• **INFORMATION GIVEN**:
▬▬▬▬▬▬▬▬▬▬
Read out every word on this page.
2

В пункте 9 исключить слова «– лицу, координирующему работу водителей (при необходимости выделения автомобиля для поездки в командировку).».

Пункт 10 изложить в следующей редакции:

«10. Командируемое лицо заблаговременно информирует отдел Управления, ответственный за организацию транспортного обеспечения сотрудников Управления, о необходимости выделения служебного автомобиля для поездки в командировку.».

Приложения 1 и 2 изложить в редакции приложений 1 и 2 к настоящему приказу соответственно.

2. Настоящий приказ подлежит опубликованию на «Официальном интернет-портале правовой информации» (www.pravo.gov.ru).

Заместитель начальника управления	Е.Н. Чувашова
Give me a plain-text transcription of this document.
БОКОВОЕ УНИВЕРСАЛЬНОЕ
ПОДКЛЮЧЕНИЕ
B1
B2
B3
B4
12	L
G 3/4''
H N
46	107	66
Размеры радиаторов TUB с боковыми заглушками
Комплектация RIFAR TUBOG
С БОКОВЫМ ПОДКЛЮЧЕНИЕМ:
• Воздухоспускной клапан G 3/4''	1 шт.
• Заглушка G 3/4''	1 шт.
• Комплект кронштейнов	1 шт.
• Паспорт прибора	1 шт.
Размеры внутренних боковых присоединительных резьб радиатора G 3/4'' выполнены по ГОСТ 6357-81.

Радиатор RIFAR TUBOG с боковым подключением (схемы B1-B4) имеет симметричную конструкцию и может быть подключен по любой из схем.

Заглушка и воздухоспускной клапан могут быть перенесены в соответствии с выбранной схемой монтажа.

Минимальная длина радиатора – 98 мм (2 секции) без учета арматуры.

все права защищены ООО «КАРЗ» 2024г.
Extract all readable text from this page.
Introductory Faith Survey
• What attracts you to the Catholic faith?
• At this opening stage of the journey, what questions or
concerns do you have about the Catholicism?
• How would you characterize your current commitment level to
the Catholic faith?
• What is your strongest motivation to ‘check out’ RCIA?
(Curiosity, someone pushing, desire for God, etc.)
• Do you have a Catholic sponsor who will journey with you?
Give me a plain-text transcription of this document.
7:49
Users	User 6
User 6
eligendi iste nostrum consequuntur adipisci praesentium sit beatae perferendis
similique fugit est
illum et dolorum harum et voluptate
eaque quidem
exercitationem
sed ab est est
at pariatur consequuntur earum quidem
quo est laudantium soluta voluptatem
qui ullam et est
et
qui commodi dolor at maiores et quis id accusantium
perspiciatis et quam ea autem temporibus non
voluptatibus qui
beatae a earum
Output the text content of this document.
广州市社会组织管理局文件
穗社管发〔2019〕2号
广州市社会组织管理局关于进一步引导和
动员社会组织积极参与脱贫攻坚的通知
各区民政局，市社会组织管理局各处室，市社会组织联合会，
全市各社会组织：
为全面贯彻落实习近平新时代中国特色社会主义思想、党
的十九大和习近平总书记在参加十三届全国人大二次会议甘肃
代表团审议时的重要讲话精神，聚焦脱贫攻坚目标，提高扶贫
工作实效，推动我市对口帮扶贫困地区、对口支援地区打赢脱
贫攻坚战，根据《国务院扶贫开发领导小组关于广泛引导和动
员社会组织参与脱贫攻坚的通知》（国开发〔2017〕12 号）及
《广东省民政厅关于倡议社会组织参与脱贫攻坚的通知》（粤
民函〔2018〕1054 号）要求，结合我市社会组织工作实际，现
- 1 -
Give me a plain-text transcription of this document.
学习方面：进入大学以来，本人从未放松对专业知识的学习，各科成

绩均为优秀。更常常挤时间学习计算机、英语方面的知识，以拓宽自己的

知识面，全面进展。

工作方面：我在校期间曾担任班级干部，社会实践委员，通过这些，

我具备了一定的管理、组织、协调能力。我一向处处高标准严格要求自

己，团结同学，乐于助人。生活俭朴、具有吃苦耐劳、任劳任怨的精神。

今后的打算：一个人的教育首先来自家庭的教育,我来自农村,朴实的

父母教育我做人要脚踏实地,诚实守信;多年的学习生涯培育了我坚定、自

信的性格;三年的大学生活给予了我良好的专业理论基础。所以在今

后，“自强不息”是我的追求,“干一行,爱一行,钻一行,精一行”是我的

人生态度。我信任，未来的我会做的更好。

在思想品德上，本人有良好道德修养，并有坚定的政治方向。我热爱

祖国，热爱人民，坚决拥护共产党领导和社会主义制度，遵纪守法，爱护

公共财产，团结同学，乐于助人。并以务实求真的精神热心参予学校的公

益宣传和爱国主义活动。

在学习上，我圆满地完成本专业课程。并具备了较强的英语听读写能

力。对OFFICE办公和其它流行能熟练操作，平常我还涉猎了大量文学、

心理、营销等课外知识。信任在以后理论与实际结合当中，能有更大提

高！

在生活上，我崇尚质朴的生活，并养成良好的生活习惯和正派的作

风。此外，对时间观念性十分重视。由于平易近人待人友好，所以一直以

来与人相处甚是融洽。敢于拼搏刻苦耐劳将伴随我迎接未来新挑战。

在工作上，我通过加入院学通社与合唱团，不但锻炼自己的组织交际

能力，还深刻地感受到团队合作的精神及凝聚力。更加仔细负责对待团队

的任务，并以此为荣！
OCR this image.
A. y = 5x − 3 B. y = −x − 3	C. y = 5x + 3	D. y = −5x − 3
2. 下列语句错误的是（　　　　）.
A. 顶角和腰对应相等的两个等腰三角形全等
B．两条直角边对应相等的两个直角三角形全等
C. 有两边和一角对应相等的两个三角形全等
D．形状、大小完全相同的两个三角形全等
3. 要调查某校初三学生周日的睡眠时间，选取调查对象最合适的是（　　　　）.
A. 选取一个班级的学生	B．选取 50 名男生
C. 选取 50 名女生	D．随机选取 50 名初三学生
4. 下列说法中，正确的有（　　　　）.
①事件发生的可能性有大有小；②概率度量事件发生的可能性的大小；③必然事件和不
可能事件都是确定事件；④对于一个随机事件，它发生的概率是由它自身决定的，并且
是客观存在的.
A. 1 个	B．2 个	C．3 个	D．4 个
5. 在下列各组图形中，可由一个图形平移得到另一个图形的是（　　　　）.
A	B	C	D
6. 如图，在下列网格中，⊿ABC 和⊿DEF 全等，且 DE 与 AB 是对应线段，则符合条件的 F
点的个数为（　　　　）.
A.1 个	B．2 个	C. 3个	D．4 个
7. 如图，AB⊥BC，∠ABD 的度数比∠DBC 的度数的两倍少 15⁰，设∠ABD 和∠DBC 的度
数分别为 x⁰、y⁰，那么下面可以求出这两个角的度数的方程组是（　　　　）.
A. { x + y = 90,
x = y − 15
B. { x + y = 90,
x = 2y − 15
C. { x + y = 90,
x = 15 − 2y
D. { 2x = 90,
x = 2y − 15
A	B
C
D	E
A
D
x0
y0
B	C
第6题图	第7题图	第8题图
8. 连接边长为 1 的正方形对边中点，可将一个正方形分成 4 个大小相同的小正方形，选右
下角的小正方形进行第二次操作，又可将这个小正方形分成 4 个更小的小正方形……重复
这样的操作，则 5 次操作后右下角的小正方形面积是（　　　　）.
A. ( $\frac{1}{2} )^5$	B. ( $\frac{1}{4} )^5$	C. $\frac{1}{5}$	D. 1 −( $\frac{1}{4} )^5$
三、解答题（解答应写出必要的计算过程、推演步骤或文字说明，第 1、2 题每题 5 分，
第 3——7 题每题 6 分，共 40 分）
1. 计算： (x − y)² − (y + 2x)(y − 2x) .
▬▬▬▬▬▬▬▬▬▬
• **THE TASK**: Find the word "быть" in the data and show each line that holds it.

• **FINAL RESULT**:
Радиатор RIFAR TUBOG с боковым подключением (схемы B1-B4) имеет симметричную конструкцию и может быть подключен по любой из схем.
Заглушка и воздухоспускной клапан могут быть перенесены в соответствии с выбранной схемой монтажа.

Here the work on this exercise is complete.